▶ What to work on
In the iMac review below, write out the passage starting at "OK, the next" and ending at "say about it.", word for word.

▶ Reading text
══════════

OK, the next little review I’m going to do in my rundown of my new machine is the machine itself seeing as the opener was just about Apple’s new Magic Mouse (which you can read here). I’ll finish off with a little article later about the keyboard, which while not a new design, is the first time I’ve used one of Apple’s flat type keyboards so I have a bit to say about it.

Hmm, where to start? I had an aging iMac (2006 Model) that sported a Core 2 Duo running at I think about 2.06GHz. The machine served me well but when Apple announced their Quad Core’s the temptation was a little too much especially because I do quite a bit more photography and video encoding than I used to. As mentioned in another post I had initially ordered from JBHiFi only to be told over a week later that they wouldn’t be arriving until mid Jan. I cancelled the order and bought from the Apple store; the machine arrived DEcember 29th. Buying from the Apple store was fortuitous for me, but not my bank balance because while ordering online I made the decision to get the i7 Quad core as opposed to the i5. Some benchmarks showed up to around 30% increase in performance compared to the i5 model, and for a measly couple of hundred bucks it seemed like a silly thing not to do it.

══════════

▶ Given material
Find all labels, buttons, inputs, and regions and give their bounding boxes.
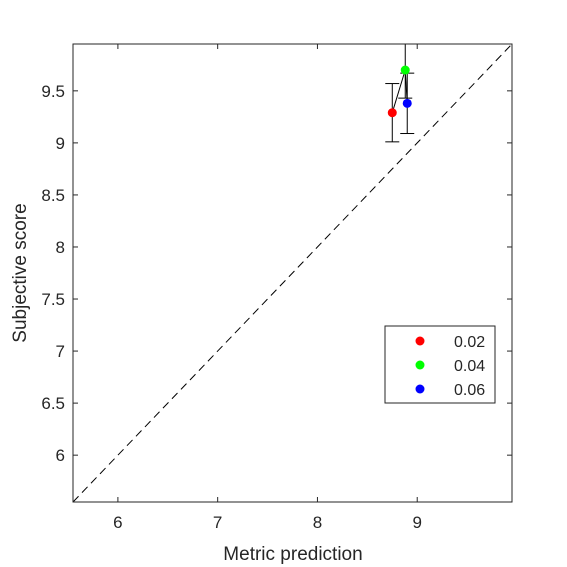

══════════

▶ Correct output
OK, the next little review I’m going to do in my rundown of my new machine is the machine itself seeing as the opener was just about Apple’s new Magic Mouse (which you can read here). I’ll finish off with a little article later about the keyboard, which while not a new design, is the first time I’ve used one of Apple’s flat type keyboards so I have a bit to say about it.